*WRITTEN INSTRUCTION:* Reproduce the passage below on the geography of social movements word for word, starting at "While a variety" and ending at "changed over time.".

*SELECTED EXCERPT:*
While a variety of geographic concepts can be employed in the analysis of social movements, three core geographic concepts are particularly important: space, place, and scale. Each of these concepts has its own evolution, which can be seen in the ways in which analyses of the geography of social movements have changed over time.
1. Evolving Geographic Concepts And The Analysis Of Social Movements
1.1 Spatial-Analytic Analysis Of Social Movements
The spatial-analytic paradigm that dominated geographical analysis in the 1960s and 1970s worked from a conception of space that was based, by and large, on measures of distance. In this paradigm, social phenomena are described and explained in terms of absolute (e.g., with reference to a fixed grid such as latitude and longitude) or relative (e.g., transportation costs or travel time) location. Virtually all social phenomena have been shown to possess a ‘distance decay’ function as interaction costs increase with distance from the activity center. The spatial diffusion of information, as well as barriers to such diffusion, became a common theme in much spatial-analytic research, including that addressing social movements. The growth and mobilization of social movements is clearly dependent upon flows of information, as demonstrated by Sharp’s (1973) analysis of the spatial diffusion of US postal strikes, and Hedstrom’s (1994) work on the spatial diffusion of Swedish trade unions. Most spatial-analytic work on social movements, however, examines the co-presence of specific social conditions within clearly delimited places. Adams (1973), for instance, examines the colocation of factors promoting urban protests, while Cutter et al. (1986) consider how characteristics measured at the state level are associated with support for nuclear weapons freeze referenda. In the 1970s, attempts to explain the occurrence of social phenomena in terms of distance or co-location came under heavy criticism for ignoring power relations, and in particular, the relation between ‘the social’ and ‘the spatial.’
1.2 Contemporary Conceptions Of Space And The Analysis Of Social Movements
Influenced by the work of Henri Lefebvre and others, contemporary conceptions of space emphasize the mutual constitution of ‘the social’ and ‘the spatial.’ Space is seen increasingly as a necessary component of the constitution of power relations. Equally significant, space is no longer conceptualized primarily in terms of the physical location of material objects. Instead, both material spatial practices, as well as symbolic or representational spaces, are examined.

*RECORDED INFORMATION:*
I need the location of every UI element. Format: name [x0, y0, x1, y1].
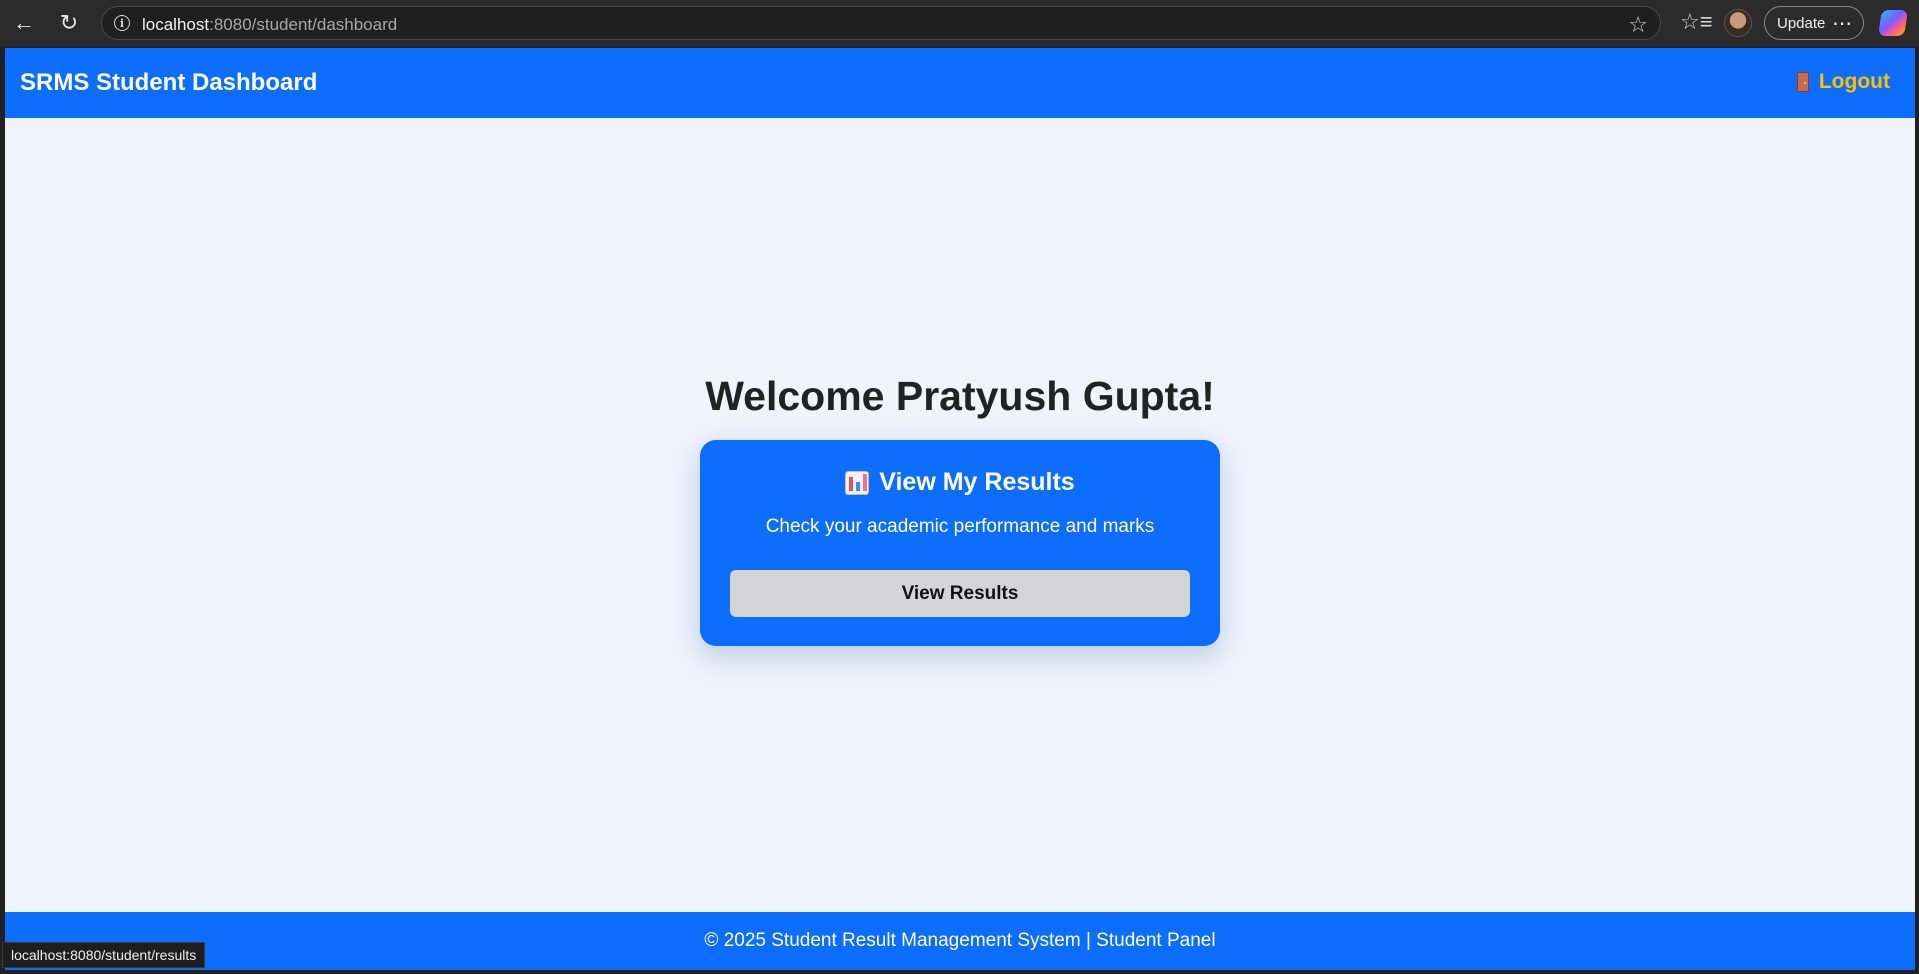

*FINISHED ANSWER:*
While a variety of geographic concepts can be employed in the analysis of social movements, three core geographic concepts are particularly important: space, place, and scale. Each of these concepts has its own evolution, which can be seen in the ways in which analyses of the geography of social movements have changed over time.